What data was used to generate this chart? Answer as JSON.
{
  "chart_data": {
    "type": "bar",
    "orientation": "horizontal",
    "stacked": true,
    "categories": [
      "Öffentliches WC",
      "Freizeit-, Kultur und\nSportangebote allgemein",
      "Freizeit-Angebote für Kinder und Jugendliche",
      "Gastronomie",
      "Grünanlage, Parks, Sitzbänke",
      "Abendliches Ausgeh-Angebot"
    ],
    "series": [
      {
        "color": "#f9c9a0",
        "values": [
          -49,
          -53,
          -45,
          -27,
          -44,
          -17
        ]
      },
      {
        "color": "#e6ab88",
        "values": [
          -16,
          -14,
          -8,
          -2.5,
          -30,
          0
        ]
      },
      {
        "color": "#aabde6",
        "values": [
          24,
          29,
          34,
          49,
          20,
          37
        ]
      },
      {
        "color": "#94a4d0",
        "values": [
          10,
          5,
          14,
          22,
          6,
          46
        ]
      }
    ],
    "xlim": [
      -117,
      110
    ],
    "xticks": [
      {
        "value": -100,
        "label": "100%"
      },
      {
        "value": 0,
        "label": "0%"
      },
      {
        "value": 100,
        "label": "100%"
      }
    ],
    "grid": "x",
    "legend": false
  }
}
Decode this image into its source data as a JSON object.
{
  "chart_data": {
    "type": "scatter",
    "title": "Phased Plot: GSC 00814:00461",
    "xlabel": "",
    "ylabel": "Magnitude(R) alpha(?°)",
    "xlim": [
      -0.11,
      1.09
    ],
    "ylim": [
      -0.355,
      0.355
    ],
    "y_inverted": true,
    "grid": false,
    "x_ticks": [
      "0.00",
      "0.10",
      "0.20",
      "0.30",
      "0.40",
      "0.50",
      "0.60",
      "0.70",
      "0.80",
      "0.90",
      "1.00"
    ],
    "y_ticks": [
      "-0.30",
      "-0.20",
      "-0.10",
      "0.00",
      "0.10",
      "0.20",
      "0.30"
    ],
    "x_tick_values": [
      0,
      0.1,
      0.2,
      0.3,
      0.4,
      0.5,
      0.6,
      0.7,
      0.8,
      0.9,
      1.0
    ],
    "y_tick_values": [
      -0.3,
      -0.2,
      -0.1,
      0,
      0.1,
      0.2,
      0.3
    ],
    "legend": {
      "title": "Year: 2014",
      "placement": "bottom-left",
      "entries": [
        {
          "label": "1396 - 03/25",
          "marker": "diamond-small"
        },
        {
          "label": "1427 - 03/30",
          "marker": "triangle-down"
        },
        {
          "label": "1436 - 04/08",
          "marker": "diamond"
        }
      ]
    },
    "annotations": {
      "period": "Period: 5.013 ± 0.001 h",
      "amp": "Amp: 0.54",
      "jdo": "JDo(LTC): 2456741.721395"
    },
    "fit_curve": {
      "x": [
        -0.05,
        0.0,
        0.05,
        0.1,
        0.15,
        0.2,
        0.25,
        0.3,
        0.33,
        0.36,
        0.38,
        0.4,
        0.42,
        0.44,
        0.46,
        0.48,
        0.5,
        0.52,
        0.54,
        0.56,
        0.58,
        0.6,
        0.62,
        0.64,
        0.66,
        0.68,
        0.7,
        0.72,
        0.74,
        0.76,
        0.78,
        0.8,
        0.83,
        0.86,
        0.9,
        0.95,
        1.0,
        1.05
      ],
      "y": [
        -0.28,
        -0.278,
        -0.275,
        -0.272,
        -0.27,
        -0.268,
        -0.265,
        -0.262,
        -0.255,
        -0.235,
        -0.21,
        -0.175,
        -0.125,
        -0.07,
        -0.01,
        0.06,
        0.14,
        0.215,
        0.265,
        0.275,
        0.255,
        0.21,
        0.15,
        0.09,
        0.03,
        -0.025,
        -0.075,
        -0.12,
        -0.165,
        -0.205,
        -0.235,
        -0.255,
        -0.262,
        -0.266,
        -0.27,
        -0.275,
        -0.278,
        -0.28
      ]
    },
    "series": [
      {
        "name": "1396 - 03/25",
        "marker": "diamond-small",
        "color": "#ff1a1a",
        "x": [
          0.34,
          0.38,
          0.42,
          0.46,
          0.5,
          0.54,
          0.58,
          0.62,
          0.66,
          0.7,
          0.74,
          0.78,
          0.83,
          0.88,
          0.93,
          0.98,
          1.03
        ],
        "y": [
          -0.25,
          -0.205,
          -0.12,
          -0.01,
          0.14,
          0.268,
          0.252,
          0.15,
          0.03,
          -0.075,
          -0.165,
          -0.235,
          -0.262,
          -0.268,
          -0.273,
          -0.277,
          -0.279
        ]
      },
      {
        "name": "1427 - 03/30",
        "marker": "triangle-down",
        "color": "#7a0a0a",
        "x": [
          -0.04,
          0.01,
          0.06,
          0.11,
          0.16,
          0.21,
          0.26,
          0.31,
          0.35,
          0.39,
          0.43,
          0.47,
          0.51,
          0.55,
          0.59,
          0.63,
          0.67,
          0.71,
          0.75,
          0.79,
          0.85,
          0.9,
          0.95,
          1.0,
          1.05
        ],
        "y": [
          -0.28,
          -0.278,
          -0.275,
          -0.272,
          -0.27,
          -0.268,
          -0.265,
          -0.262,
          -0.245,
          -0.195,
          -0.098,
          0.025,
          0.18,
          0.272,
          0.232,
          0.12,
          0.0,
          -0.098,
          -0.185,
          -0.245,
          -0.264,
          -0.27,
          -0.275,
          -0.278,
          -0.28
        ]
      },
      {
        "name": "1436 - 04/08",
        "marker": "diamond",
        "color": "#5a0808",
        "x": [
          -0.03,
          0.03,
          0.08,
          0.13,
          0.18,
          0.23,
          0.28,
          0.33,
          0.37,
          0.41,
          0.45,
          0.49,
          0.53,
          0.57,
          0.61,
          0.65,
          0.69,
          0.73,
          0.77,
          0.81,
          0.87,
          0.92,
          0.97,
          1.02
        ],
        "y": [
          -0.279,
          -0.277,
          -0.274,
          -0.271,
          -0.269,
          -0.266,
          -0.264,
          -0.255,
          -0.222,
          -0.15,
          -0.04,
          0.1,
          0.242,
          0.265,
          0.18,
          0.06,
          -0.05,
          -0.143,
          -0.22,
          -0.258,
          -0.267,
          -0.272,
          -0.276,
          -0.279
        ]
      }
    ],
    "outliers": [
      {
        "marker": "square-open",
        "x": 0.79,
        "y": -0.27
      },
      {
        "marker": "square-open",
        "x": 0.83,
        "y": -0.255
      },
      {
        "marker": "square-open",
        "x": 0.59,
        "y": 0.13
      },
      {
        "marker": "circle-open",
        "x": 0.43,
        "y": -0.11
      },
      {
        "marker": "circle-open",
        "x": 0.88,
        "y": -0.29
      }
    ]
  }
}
== == ==
WORK TO BE COMPLETED:
From the entries above, copy every line containing the word "diamond".

TASK OUTPUT:
          "marker": "diamond-small"
          "marker": "diamond"
        "marker": "diamond-small",
        "marker": "diamond",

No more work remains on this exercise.